■ **EXERCISE**: In the records below, pick out all lines containing the word "JSON".

———

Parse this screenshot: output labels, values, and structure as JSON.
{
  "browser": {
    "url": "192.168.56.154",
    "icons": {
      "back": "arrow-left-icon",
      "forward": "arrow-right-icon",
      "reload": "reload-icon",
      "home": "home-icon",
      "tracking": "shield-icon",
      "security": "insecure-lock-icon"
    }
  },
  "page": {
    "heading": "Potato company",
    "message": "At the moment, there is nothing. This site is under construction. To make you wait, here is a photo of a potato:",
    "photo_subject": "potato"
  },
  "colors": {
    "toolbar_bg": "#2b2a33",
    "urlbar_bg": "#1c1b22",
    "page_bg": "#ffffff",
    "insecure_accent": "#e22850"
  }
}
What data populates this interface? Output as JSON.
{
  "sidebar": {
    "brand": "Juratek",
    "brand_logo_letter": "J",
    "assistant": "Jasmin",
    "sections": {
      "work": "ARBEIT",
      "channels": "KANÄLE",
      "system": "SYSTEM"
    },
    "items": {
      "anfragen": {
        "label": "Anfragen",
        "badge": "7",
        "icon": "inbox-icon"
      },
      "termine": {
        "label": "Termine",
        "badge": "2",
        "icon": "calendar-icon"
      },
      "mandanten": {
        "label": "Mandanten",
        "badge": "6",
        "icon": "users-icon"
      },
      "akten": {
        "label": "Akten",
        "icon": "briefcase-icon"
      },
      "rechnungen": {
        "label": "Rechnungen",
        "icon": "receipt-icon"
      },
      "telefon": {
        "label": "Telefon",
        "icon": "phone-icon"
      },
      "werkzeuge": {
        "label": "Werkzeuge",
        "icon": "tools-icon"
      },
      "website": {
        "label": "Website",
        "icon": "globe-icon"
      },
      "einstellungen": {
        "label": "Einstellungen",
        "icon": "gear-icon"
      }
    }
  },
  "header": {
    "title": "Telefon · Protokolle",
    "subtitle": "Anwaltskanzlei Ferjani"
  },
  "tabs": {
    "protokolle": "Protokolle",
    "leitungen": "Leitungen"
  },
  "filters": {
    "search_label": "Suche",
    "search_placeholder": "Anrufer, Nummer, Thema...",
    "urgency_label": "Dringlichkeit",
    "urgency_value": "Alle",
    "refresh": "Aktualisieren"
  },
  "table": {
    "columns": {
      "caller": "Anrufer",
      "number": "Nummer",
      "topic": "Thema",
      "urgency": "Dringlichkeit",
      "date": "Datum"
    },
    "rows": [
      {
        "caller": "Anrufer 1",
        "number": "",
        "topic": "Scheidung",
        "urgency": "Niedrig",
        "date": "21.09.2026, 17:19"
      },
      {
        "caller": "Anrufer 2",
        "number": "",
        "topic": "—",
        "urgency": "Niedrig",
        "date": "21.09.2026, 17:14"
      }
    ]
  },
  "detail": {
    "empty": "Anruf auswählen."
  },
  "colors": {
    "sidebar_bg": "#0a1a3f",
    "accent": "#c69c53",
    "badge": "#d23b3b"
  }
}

———

■ **RESULT FOR THIS TASK**:
Parse this screenshot: output labels, values, and structure as JSON.
What data populates this interface? Output as JSON.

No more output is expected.